[Recorded data]
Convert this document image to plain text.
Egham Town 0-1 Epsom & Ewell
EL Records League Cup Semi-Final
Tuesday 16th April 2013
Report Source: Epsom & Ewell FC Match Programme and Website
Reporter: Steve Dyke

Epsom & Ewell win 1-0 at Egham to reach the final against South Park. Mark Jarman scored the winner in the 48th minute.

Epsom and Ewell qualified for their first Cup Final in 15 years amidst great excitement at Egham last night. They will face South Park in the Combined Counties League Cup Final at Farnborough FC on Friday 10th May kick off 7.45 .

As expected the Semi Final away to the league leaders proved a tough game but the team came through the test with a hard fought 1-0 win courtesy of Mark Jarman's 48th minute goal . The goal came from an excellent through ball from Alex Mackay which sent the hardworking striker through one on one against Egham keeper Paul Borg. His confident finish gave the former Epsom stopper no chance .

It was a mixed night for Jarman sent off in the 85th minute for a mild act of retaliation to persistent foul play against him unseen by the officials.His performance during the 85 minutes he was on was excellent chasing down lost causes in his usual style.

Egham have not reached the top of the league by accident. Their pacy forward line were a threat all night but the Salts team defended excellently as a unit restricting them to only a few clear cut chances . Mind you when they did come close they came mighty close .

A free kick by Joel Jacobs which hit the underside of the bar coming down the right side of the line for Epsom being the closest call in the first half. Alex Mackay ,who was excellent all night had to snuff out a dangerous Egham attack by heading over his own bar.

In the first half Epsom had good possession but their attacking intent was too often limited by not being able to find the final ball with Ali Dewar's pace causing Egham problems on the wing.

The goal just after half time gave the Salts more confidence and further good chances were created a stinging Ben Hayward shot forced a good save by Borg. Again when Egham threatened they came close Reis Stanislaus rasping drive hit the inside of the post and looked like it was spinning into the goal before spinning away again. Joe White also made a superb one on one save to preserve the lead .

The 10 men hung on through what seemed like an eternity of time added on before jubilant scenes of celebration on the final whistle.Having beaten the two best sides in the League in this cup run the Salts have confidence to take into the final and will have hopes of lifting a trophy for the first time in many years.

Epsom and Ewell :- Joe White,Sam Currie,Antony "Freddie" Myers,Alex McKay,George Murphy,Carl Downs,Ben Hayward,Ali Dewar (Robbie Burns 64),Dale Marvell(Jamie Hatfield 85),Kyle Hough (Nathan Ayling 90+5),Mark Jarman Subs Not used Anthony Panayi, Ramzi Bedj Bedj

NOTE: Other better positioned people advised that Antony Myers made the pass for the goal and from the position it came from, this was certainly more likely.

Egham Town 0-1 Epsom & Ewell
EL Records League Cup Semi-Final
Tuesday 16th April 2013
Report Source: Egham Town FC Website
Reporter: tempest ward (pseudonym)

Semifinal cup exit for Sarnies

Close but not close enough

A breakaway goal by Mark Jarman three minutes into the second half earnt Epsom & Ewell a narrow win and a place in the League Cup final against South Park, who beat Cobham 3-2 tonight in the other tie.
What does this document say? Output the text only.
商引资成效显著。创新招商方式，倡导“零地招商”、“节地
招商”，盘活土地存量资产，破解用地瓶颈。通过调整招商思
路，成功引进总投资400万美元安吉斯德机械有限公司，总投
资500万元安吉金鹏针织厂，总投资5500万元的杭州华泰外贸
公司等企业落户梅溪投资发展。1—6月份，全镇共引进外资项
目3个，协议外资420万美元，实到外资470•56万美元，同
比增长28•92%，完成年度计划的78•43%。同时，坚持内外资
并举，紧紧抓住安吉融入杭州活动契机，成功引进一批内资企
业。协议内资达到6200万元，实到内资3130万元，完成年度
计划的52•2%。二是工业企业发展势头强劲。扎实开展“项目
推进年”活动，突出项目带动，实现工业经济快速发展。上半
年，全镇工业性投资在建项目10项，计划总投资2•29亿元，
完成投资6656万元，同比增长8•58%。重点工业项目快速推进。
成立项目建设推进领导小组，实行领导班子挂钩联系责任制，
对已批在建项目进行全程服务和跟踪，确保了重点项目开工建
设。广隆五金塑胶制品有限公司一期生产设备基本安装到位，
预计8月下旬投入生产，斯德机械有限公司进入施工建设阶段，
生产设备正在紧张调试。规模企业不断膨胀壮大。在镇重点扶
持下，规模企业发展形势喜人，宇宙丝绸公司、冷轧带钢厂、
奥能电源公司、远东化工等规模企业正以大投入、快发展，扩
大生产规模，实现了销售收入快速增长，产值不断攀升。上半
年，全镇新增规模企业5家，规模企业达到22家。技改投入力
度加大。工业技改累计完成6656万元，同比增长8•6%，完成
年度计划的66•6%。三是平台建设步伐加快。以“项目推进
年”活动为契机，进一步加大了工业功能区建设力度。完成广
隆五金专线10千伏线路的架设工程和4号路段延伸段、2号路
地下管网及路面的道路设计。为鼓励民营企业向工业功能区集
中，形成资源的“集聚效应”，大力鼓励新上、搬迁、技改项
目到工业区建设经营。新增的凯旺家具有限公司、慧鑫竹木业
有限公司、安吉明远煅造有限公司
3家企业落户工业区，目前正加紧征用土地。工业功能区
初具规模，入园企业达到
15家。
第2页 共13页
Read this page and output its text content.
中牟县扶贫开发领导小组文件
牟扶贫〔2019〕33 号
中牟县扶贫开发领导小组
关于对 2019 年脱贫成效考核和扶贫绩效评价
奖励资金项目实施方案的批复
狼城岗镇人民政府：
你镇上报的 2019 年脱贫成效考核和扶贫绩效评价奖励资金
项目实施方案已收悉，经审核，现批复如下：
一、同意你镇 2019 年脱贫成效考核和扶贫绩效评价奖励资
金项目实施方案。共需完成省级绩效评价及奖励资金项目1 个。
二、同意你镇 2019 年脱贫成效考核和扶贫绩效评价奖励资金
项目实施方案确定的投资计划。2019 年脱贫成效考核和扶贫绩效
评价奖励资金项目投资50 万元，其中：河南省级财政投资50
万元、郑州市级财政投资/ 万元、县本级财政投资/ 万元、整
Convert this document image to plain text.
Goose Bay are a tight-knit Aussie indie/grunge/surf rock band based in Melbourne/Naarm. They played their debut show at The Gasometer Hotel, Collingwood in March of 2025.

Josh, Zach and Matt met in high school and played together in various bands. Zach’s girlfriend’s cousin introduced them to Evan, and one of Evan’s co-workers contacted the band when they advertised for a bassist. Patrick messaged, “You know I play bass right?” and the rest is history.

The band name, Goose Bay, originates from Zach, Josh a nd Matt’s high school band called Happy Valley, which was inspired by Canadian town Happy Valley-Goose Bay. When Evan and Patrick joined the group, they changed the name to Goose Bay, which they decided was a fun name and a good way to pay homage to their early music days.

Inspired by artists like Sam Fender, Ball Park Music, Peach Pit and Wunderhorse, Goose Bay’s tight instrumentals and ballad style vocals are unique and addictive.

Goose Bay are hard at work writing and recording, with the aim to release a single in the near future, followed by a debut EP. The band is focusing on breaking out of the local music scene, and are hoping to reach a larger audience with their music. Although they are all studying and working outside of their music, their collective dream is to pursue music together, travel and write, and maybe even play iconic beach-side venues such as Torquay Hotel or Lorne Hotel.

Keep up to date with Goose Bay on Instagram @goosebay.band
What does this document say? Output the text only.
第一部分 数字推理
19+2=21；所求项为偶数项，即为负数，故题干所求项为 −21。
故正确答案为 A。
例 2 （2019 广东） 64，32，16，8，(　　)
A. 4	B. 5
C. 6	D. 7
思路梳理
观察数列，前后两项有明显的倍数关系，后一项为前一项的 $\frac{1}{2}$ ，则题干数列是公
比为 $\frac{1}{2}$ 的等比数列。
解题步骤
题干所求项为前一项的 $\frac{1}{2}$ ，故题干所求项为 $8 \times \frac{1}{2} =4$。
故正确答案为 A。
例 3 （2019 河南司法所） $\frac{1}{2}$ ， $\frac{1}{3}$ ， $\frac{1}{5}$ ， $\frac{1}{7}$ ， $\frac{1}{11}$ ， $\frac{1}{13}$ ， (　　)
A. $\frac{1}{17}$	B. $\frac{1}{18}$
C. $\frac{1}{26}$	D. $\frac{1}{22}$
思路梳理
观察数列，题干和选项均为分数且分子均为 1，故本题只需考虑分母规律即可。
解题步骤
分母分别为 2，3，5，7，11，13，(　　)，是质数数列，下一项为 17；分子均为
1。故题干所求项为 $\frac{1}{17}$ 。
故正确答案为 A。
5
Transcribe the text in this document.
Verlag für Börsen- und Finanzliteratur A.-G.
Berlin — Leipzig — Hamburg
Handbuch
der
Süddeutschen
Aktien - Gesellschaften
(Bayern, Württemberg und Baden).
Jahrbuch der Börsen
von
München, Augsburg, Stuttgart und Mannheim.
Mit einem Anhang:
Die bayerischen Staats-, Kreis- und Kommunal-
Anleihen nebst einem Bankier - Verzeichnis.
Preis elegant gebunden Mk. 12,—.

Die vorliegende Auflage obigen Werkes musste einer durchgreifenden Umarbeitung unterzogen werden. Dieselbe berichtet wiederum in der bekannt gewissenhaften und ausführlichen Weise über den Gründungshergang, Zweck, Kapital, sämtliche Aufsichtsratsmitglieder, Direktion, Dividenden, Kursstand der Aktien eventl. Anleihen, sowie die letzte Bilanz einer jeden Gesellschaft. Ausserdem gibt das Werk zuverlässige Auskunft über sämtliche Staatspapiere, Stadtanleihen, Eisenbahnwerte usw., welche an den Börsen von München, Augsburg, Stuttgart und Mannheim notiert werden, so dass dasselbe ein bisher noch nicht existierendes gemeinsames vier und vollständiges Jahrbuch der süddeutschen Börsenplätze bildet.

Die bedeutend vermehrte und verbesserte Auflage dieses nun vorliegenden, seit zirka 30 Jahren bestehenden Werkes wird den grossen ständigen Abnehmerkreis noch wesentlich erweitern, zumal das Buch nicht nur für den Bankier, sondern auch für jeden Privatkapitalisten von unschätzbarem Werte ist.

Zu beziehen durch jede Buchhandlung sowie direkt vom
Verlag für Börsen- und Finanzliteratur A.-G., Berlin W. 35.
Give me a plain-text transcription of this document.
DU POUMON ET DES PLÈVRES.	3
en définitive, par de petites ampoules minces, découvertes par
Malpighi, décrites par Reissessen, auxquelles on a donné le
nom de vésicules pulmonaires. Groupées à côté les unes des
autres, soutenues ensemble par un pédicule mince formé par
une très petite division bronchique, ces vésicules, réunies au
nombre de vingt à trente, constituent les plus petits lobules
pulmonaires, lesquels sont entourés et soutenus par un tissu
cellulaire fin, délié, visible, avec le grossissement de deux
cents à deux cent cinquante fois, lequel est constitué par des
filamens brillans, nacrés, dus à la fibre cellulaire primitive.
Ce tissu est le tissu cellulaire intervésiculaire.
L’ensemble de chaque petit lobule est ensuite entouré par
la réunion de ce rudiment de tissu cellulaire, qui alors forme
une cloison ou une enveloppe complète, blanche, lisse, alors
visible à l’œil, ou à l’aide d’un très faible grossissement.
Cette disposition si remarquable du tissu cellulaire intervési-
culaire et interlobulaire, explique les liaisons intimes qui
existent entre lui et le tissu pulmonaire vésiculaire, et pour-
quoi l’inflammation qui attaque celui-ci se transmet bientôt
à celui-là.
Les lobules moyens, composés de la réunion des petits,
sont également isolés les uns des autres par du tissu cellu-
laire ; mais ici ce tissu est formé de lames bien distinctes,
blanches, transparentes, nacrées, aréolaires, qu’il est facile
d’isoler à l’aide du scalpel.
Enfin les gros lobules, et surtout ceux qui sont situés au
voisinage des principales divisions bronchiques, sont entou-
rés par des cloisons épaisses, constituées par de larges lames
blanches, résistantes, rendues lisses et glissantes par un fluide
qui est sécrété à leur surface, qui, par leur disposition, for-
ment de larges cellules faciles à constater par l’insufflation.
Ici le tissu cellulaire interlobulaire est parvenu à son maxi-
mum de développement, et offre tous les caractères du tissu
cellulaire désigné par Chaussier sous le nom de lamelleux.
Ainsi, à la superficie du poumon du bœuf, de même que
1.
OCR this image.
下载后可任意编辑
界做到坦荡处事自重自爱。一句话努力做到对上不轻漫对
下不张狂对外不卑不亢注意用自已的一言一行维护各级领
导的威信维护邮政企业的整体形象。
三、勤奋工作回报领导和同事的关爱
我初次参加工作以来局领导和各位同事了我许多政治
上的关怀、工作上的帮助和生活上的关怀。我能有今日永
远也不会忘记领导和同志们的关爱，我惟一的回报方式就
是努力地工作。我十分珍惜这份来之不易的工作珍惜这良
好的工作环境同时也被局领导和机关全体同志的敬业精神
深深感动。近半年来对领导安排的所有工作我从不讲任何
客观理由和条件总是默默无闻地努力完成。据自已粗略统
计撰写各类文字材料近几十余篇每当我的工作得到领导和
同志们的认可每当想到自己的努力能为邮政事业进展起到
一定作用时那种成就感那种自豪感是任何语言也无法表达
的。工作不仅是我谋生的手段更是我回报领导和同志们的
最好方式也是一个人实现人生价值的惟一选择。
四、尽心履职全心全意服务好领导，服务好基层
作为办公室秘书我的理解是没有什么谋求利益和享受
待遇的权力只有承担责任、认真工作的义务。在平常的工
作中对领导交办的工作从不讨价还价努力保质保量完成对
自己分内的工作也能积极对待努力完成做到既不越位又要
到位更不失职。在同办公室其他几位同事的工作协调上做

**PROBLEM STATEMENT:** Search the records for the string "观察数列" and return every line in which it occurs.

**SOLUTION:**
观察数列，前后两项有明显的倍数关系，后一项为前一项的 $\frac{1}{2}$ ，则题干数列是公
观察数列，题干和选项均为分数且分子均为 1，故本题只需考虑分母规律即可。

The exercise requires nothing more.